The entries below should be output exactly as written.

(Records excerpted from a collection)
—————

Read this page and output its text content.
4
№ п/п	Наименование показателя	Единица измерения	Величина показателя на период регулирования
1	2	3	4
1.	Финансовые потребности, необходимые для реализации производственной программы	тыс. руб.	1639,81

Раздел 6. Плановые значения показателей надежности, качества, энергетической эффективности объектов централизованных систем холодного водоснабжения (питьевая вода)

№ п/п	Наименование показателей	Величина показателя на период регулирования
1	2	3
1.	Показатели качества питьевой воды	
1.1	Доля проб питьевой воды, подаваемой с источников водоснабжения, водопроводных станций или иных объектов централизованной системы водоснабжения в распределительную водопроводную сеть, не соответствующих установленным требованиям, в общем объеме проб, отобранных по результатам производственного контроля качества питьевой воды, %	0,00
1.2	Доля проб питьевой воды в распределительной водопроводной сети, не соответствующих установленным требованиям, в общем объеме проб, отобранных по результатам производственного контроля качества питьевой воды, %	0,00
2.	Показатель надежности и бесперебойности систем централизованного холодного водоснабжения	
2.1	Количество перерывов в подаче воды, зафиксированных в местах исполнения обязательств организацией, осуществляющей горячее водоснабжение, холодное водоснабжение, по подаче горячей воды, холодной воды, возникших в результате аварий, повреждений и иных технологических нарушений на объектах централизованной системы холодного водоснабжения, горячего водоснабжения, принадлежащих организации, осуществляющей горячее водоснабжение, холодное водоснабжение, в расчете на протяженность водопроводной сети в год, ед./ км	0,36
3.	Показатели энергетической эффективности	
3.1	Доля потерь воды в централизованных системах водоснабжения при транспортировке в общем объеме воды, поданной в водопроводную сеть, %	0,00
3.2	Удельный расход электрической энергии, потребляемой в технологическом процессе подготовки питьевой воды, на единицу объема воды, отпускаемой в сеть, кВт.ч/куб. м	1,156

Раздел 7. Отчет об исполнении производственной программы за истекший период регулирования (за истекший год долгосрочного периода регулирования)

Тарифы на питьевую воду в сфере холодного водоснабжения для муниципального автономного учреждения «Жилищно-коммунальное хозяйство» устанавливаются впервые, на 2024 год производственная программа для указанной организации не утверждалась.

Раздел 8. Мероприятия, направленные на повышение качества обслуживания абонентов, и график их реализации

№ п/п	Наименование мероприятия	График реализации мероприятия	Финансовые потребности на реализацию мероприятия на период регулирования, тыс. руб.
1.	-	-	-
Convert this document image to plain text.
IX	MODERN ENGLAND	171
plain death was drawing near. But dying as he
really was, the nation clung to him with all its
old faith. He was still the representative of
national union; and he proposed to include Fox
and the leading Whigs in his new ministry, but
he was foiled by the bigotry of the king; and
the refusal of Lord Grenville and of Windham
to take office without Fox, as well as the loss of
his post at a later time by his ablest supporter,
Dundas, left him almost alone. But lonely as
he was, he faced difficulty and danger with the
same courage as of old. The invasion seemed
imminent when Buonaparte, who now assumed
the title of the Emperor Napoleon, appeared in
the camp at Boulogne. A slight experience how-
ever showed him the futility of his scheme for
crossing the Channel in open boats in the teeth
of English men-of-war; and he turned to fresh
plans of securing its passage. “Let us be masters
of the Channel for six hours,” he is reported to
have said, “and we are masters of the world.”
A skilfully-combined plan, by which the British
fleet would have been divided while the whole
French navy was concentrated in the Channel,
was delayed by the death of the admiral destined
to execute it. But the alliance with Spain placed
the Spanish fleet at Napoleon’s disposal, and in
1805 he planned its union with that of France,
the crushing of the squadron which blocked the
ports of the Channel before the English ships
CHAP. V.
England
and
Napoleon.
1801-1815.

—————

TASK RESPONSE:
Read this page and output its text content.
4
№ п/п	Наименование показателя	Единица измерения	Величина показателя на период регулирования
1	2	3	4
1.	Финансовые потребности, необходимые для реализации производственной программы	тыс. руб.	1639,81

Раздел 6. Плановые значения показателей надежности, качества, энергетической эффективности объектов централизованных систем холодного водоснабжения (питьевая вода)

№ п/п	Наименование показателей	Величина показателя на период регулирования
1	2	3
1.	Показатели качества питьевой воды	
1.1	Доля проб питьевой воды, подаваемой с источников водоснабжения, водопроводных станций или иных объектов централизованной системы водоснабжения в распределительную водопроводную сеть, не соответствующих установленным требованиям, в общем объеме проб, отобранных по результатам производственного контроля качества питьевой воды, %	0,00
1.2	Доля проб питьевой воды в распределительной водопроводной сети, не соответствующих установленным требованиям, в общем объеме проб, отобранных по результатам производственного контроля качества питьевой воды, %	0,00
2.	Показатель надежности и бесперебойности систем централизованного холодного водоснабжения	
2.1	Количество перерывов в подаче воды, зафиксированных в местах исполнения обязательств организацией, осуществляющей горячее водоснабжение, холодное водоснабжение, по подаче горячей воды, холодной воды, возникших в результате аварий, повреждений и иных технологических нарушений на объектах централизованной системы холодного водоснабжения, горячего водоснабжения, принадлежащих организации, осуществляющей горячее водоснабжение, холодное водоснабжение, в расчете на протяженность водопроводной сети в год, ед./ км	0,36
3.	Показатели энергетической эффективности	
3.1	Доля потерь воды в централизованных системах водоснабжения при транспортировке в общем объеме воды, поданной в водопроводную сеть, %	0,00
3.2	Удельный расход электрической энергии, потребляемой в технологическом процессе подготовки питьевой воды, на единицу объема воды, отпускаемой в сеть, кВт.ч/куб. м	1,156

Раздел 7. Отчет об исполнении производственной программы за истекший период регулирования (за истекший год долгосрочного периода регулирования)

Тарифы на питьевую воду в сфере холодного водоснабжения для муниципального автономного учреждения «Жилищно-коммунальное хозяйство» устанавливаются впервые, на 2024 год производственная программа для указанной организации не утверждалась.

Раздел 8. Мероприятия, направленные на повышение качества обслуживания абонентов, и график их реализации

№ п/п	Наименование мероприятия	График реализации мероприятия	Финансовые потребности на реализацию мероприятия на период регулирования, тыс. руб.
1.	-	-	-
Convert this document image to plain text.
IX	MODERN ENGLAND	171
plain death was drawing near. But dying as he
really was, the nation clung to him with all its
old faith. He was still the representative of
national union; and he proposed to include Fox
and the leading Whigs in his new ministry, but
he was foiled by the bigotry of the king; and
the refusal of Lord Grenville and of Windham
to take office without Fox, as well as the loss of
his post at a later time by his ablest supporter,
Dundas, left him almost alone. But lonely as
he was, he faced difficulty and danger with the
same courage as of old. The invasion seemed
imminent when Buonaparte, who now assumed
the title of the Emperor Napoleon, appeared in
the camp at Boulogne. A slight experience how-
ever showed him the futility of his scheme for
crossing the Channel in open boats in the teeth
of English men-of-war; and he turned to fresh
plans of securing its passage. “Let us be masters
of the Channel for six hours,” he is reported to
have said, “and we are masters of the world.”
A skilfully-combined plan, by which the British
fleet would have been divided while the whole
French navy was concentrated in the Channel,
was delayed by the death of the admiral destined
to execute it. But the alliance with Spain placed
the Spanish fleet at Napoleon’s disposal, and in
1805 he planned its union with that of France,
the crushing of the squadron which blocked the
ports of the Channel before the English ships
CHAP. V.
England
and
Napoleon.
1801-1815.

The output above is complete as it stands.